-- Start of EXCERPTED RECORDS --
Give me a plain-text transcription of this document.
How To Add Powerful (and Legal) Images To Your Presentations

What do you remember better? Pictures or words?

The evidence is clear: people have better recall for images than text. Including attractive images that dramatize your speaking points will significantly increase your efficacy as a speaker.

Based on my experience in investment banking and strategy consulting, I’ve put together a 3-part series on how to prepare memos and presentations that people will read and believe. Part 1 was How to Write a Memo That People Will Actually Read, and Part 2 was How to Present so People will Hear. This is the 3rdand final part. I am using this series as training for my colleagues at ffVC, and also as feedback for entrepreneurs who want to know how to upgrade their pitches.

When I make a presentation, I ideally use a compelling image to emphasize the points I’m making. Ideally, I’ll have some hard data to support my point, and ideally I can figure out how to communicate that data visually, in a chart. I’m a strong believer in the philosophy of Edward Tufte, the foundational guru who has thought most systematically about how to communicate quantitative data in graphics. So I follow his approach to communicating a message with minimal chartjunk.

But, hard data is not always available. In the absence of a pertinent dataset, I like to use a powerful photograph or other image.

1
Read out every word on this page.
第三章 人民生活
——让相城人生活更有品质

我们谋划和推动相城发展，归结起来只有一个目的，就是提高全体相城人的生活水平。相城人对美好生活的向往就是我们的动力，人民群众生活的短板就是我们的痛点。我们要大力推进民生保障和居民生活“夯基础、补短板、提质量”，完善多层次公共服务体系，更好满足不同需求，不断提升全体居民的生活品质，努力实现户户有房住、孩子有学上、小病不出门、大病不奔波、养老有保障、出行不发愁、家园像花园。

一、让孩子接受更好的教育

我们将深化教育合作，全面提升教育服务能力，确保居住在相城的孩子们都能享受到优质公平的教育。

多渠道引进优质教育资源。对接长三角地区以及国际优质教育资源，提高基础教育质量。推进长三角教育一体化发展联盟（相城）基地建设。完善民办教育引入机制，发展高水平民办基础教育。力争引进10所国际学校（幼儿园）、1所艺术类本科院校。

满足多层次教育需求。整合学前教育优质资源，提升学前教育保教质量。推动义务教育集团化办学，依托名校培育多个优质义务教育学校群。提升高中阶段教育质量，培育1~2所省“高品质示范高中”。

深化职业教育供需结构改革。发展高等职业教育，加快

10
-- End of EXCERPTED RECORDS --
-- Start of EXCERPTED RECORDS --
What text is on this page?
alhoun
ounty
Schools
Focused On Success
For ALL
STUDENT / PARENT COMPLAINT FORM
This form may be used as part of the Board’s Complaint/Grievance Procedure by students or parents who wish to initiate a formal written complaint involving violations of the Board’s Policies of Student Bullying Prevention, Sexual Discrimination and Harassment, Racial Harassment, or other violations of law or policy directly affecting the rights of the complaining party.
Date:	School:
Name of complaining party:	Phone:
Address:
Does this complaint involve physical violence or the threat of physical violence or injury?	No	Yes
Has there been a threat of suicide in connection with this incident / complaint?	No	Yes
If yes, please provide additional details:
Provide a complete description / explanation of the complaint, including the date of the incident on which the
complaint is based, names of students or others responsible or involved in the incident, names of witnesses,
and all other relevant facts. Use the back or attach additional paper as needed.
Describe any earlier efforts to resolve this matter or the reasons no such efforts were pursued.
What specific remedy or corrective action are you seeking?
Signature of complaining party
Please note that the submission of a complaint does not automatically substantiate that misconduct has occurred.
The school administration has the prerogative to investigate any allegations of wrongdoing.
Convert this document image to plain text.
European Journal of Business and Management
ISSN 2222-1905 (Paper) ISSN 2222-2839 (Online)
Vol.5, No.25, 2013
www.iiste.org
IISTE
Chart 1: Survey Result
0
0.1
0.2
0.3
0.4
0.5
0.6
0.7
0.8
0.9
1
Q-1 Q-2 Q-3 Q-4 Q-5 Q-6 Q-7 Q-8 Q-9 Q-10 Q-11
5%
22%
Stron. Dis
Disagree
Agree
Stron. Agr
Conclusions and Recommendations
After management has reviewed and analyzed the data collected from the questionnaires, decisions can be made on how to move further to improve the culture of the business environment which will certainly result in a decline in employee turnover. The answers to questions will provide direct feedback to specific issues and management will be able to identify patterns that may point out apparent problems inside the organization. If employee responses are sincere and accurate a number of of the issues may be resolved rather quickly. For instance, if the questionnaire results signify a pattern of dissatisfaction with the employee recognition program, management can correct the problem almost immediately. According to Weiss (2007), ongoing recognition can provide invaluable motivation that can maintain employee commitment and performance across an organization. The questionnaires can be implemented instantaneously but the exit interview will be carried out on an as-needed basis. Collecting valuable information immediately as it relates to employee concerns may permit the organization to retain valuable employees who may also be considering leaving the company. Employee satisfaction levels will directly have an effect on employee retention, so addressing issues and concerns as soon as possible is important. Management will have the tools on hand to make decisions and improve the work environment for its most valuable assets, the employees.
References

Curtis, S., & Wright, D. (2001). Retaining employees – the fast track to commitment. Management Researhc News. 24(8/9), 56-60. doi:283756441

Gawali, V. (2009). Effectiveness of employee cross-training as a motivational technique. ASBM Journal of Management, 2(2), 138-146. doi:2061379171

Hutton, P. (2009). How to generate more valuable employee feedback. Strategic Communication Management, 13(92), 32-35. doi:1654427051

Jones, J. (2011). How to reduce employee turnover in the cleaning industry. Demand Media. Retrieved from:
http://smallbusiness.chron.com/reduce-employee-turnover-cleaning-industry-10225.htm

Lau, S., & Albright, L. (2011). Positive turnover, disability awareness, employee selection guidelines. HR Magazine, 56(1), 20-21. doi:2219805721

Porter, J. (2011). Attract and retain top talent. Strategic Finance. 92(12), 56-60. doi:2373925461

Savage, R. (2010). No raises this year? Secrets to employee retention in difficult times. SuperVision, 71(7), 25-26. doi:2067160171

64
-- End of EXCERPTED RECORDS --
BRIEF:
Copy every line of the entries above in which "page" occurs.

EXPECTED ANSWER:
Read out every word on this page.
What text is on this page?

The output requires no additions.